>> START Raw records

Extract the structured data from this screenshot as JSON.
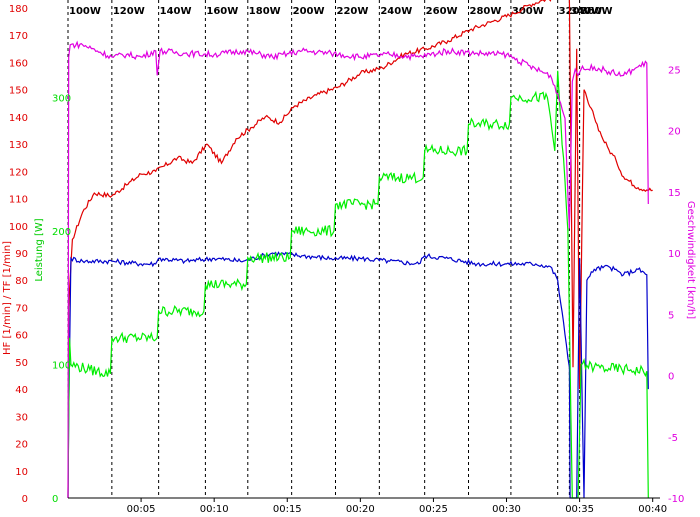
{
  "chart_data": {
    "type": "line",
    "title": "",
    "x_axis": {
      "label": "",
      "range_min": [
        0,
        40.5
      ],
      "tick_labels": [
        "00:05",
        "00:10",
        "00:15",
        "00:20",
        "00:25",
        "00:30",
        "00:35",
        "00:40"
      ],
      "tick_values_min": [
        5,
        10,
        15,
        20,
        25,
        30,
        35,
        40
      ]
    },
    "left_axis_hr": {
      "label": "HF [1/min] / TF [1/min]",
      "color": "#e00000",
      "range": [
        0,
        180
      ],
      "ticks": [
        0,
        10,
        20,
        30,
        40,
        50,
        60,
        70,
        80,
        90,
        100,
        110,
        120,
        130,
        140,
        150,
        160,
        170,
        180
      ]
    },
    "left_axis_power": {
      "label": "Leistung [W]",
      "color": "#00dd00",
      "range": [
        0,
        367
      ],
      "ticks": [
        0,
        100,
        200,
        300
      ]
    },
    "right_axis_speed": {
      "label": "Geschwindigkeit [km/h]",
      "color": "#e000e0",
      "range": [
        -10,
        30
      ],
      "ticks": [
        -10,
        -5,
        0,
        5,
        10,
        15,
        20,
        25
      ]
    },
    "stages": {
      "labels": [
        "100W",
        "120W",
        "140W",
        "160W",
        "180W",
        "200W",
        "220W",
        "240W",
        "260W",
        "280W",
        "300W",
        "320W",
        "340W",
        "360W"
      ],
      "start_min": [
        0,
        3,
        6.2,
        9.4,
        12.3,
        15.3,
        18.3,
        21.3,
        24.4,
        27.4,
        30.3,
        33.5,
        34.3,
        35.0
      ]
    },
    "grid": {
      "vertical_dashed_at_stages": true,
      "horizontal": false
    },
    "series": [
      {
        "name": "Herzfrequenz",
        "axis": "left_axis_hr",
        "color": "#e00000",
        "x": [
          0,
          0.05,
          0.3,
          1.0,
          1.8,
          3.0,
          4.0,
          5.0,
          6.0,
          7.5,
          8.5,
          9.5,
          10.5,
          11.5,
          12.5,
          13.5,
          14.5,
          15.5,
          17.0,
          18.5,
          20.0,
          21.5,
          23.0,
          24.5,
          26.0,
          27.5,
          29.0,
          30.5,
          31.5,
          32.5,
          33.5,
          34.0,
          34.3,
          34.55,
          34.8,
          35.0,
          35.3,
          35.6,
          36.0,
          36.5,
          37.0,
          37.5,
          38.0,
          39.0,
          40.0
        ],
        "y": [
          0,
          70,
          95,
          105,
          112,
          111,
          115,
          119,
          120,
          125,
          123,
          130,
          123,
          132,
          136,
          140,
          138,
          144,
          148,
          151,
          156,
          158,
          163,
          165,
          168,
          172,
          175,
          178,
          181,
          183,
          184,
          184,
          183,
          48,
          165,
          40,
          150,
          145,
          140,
          133,
          128,
          124,
          118,
          114,
          113
        ]
      },
      {
        "name": "Trittfrequenz",
        "axis": "left_axis_hr",
        "color": "#0000cc",
        "x": [
          0,
          0.05,
          0.2,
          1.0,
          3.0,
          5.0,
          6.0,
          6.2,
          8.0,
          10.0,
          12.0,
          14.0,
          16.0,
          18.0,
          20.0,
          22.0,
          24.0,
          24.4,
          26.0,
          28.0,
          30.0,
          32.0,
          33.0,
          33.5,
          34.0,
          34.3,
          34.35,
          34.6,
          34.8,
          35.0,
          35.3,
          35.5,
          36.0,
          37.0,
          38.0,
          39.0,
          39.6,
          39.7
        ],
        "y": [
          0,
          30,
          88,
          87,
          87,
          86,
          86,
          88,
          87,
          88,
          87,
          90,
          89,
          88,
          88,
          87,
          86,
          89,
          88,
          86,
          86,
          86,
          85,
          80,
          60,
          48,
          0,
          0,
          0,
          88,
          0,
          80,
          84,
          85,
          82,
          84,
          82,
          40
        ]
      },
      {
        "name": "Leistung",
        "axis": "left_axis_power",
        "color": "#00ee00",
        "x": [
          0,
          0.1,
          0.2,
          1.5,
          2.9,
          3.0,
          6.1,
          6.2,
          9.3,
          9.4,
          12.2,
          12.3,
          15.2,
          15.3,
          18.2,
          18.3,
          21.2,
          21.3,
          24.3,
          24.4,
          27.3,
          27.4,
          30.2,
          30.3,
          32.8,
          33.3,
          33.5,
          34.2,
          34.5,
          34.9,
          35.1,
          36.0,
          37.0,
          38.5,
          39.6,
          39.7
        ],
        "y": [
          0,
          120,
          100,
          96,
          93,
          120,
          120,
          140,
          140,
          160,
          160,
          180,
          180,
          200,
          200,
          220,
          220,
          240,
          240,
          260,
          260,
          280,
          280,
          300,
          300,
          260,
          320,
          200,
          0,
          0,
          100,
          98,
          97,
          96,
          95,
          0
        ]
      },
      {
        "name": "Geschwindigkeit",
        "axis": "right_axis_speed",
        "color": "#e000e0",
        "x": [
          0,
          0.05,
          0.15,
          1.0,
          2.0,
          3.0,
          4.0,
          5.0,
          6.0,
          6.1,
          6.3,
          8.0,
          10.0,
          12.0,
          14.0,
          16.0,
          18.0,
          20.0,
          22.0,
          24.0,
          26.0,
          28.0,
          30.0,
          32.0,
          33.0,
          33.5,
          34.0,
          34.3,
          34.5,
          34.7,
          34.9,
          35.1,
          35.5,
          36.0,
          37.0,
          38.0,
          39.0,
          39.6,
          39.7
        ],
        "y": [
          -10,
          26,
          27,
          27,
          26.5,
          26,
          26.2,
          26,
          26.5,
          24.5,
          26.5,
          26.3,
          26.2,
          26.5,
          26,
          26.5,
          26.3,
          26,
          26.2,
          26,
          26.5,
          26.3,
          26.2,
          25,
          24.5,
          23,
          21,
          12,
          24,
          25,
          24.5,
          25,
          25,
          25.2,
          24.8,
          24.5,
          25.2,
          25.5,
          14
        ]
      }
    ]
  }
}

>> END Raw records

Transcribe the listing in full and omit the pictures.

Extract the structured data from this screenshot as JSON.
{
  "chart_data": {
    "type": "line",
    "title": "",
    "x_axis": {
      "label": "",
      "range_min": [
        0,
        40.5
      ],
      "tick_labels": [
        "00:05",
        "00:10",
        "00:15",
        "00:20",
        "00:25",
        "00:30",
        "00:35",
        "00:40"
      ],
      "tick_values_min": [
        5,
        10,
        15,
        20,
        25,
        30,
        35,
        40
      ]
    },
    "left_axis_hr": {
      "label": "HF [1/min] / TF [1/min]",
      "color": "#e00000",
      "range": [
        0,
        180
      ],
      "ticks": [
        0,
        10,
        20,
        30,
        40,
        50,
        60,
        70,
        80,
        90,
        100,
        110,
        120,
        130,
        140,
        150,
        160,
        170,
        180
      ]
    },
    "left_axis_power": {
      "label": "Leistung [W]",
      "color": "#00dd00",
      "range": [
        0,
        367
      ],
      "ticks": [
        0,
        100,
        200,
        300
      ]
    },
    "right_axis_speed": {
      "label": "Geschwindigkeit [km/h]",
      "color": "#e000e0",
      "range": [
        -10,
        30
      ],
      "ticks": [
        -10,
        -5,
        0,
        5,
        10,
        15,
        20,
        25
      ]
    },
    "stages": {
      "labels": [
        "100W",
        "120W",
        "140W",
        "160W",
        "180W",
        "200W",
        "220W",
        "240W",
        "260W",
        "280W",
        "300W",
        "320W",
        "340W",
        "360W"
      ],
      "start_min": [
        0,
        3,
        6.2,
        9.4,
        12.3,
        15.3,
        18.3,
        21.3,
        24.4,
        27.4,
        30.3,
        33.5,
        34.3,
        35.0
      ]
    },
    "grid": {
      "vertical_dashed_at_stages": true,
      "horizontal": false
    },
    "series": [
      {
        "name": "Herzfrequenz",
        "axis": "left_axis_hr",
        "color": "#e00000",
        "x": [
          0,
          0.05,
          0.3,
          1.0,
          1.8,
          3.0,
          4.0,
          5.0,
          6.0,
          7.5,
          8.5,
          9.5,
          10.5,
          11.5,
          12.5,
          13.5,
          14.5,
          15.5,
          17.0,
          18.5,
          20.0,
          21.5,
          23.0,
          24.5,
          26.0,
          27.5,
          29.0,
          30.5,
          31.5,
          32.5,
          33.5,
          34.0,
          34.3,
          34.55,
          34.8,
          35.0,
          35.3,
          35.6,
          36.0,
          36.5,
          37.0,
          37.5,
          38.0,
          39.0,
          40.0
        ],
        "y": [
          0,
          70,
          95,
          105,
          112,
          111,
          115,
          119,
          120,
          125,
          123,
          130,
          123,
          132,
          136,
          140,
          138,
          144,
          148,
          151,
          156,
          158,
          163,
          165,
          168,
          172,
          175,
          178,
          181,
          183,
          184,
          184,
          183,
          48,
          165,
          40,
          150,
          145,
          140,
          133,
          128,
          124,
          118,
          114,
          113
        ]
      },
      {
        "name": "Trittfrequenz",
        "axis": "left_axis_hr",
        "color": "#0000cc",
        "x": [
          0,
          0.05,
          0.2,
          1.0,
          3.0,
          5.0,
          6.0,
          6.2,
          8.0,
          10.0,
          12.0,
          14.0,
          16.0,
          18.0,
          20.0,
          22.0,
          24.0,
          24.4,
          26.0,
          28.0,
          30.0,
          32.0,
          33.0,
          33.5,
          34.0,
          34.3,
          34.35,
          34.6,
          34.8,
          35.0,
          35.3,
          35.5,
          36.0,
          37.0,
          38.0,
          39.0,
          39.6,
          39.7
        ],
        "y": [
          0,
          30,
          88,
          87,
          87,
          86,
          86,
          88,
          87,
          88,
          87,
          90,
          89,
          88,
          88,
          87,
          86,
          89,
          88,
          86,
          86,
          86,
          85,
          80,
          60,
          48,
          0,
          0,
          0,
          88,
          0,
          80,
          84,
          85,
          82,
          84,
          82,
          40
        ]
      },
      {
        "name": "Leistung",
        "axis": "left_axis_power",
        "color": "#00ee00",
        "x": [
          0,
          0.1,
          0.2,
          1.5,
          2.9,
          3.0,
          6.1,
          6.2,
          9.3,
          9.4,
          12.2,
          12.3,
          15.2,
          15.3,
          18.2,
          18.3,
          21.2,
          21.3,
          24.3,
          24.4,
          27.3,
          27.4,
          30.2,
          30.3,
          32.8,
          33.3,
          33.5,
          34.2,
          34.5,
          34.9,
          35.1,
          36.0,
          37.0,
          38.5,
          39.6,
          39.7
        ],
        "y": [
          0,
          120,
          100,
          96,
          93,
          120,
          120,
          140,
          140,
          160,
          160,
          180,
          180,
          200,
          200,
          220,
          220,
          240,
          240,
          260,
          260,
          280,
          280,
          300,
          300,
          260,
          320,
          200,
          0,
          0,
          100,
          98,
          97,
          96,
          95,
          0
        ]
      },
      {
        "name": "Geschwindigkeit",
        "axis": "right_axis_speed",
        "color": "#e000e0",
        "x": [
          0,
          0.05,
          0.15,
          1.0,
          2.0,
          3.0,
          4.0,
          5.0,
          6.0,
          6.1,
          6.3,
          8.0,
          10.0,
          12.0,
          14.0,
          16.0,
          18.0,
          20.0,
          22.0,
          24.0,
          26.0,
          28.0,
          30.0,
          32.0,
          33.0,
          33.5,
          34.0,
          34.3,
          34.5,
          34.7,
          34.9,
          35.1,
          35.5,
          36.0,
          37.0,
          38.0,
          39.0,
          39.6,
          39.7
        ],
        "y": [
          -10,
          26,
          27,
          27,
          26.5,
          26,
          26.2,
          26,
          26.5,
          24.5,
          26.5,
          26.3,
          26.2,
          26.5,
          26,
          26.5,
          26.3,
          26,
          26.2,
          26,
          26.5,
          26.3,
          26.2,
          25,
          24.5,
          23,
          21,
          12,
          24,
          25,
          24.5,
          25,
          25,
          25.2,
          24.8,
          24.5,
          25.2,
          25.5,
          14
        ]
      }
    ]
  }
}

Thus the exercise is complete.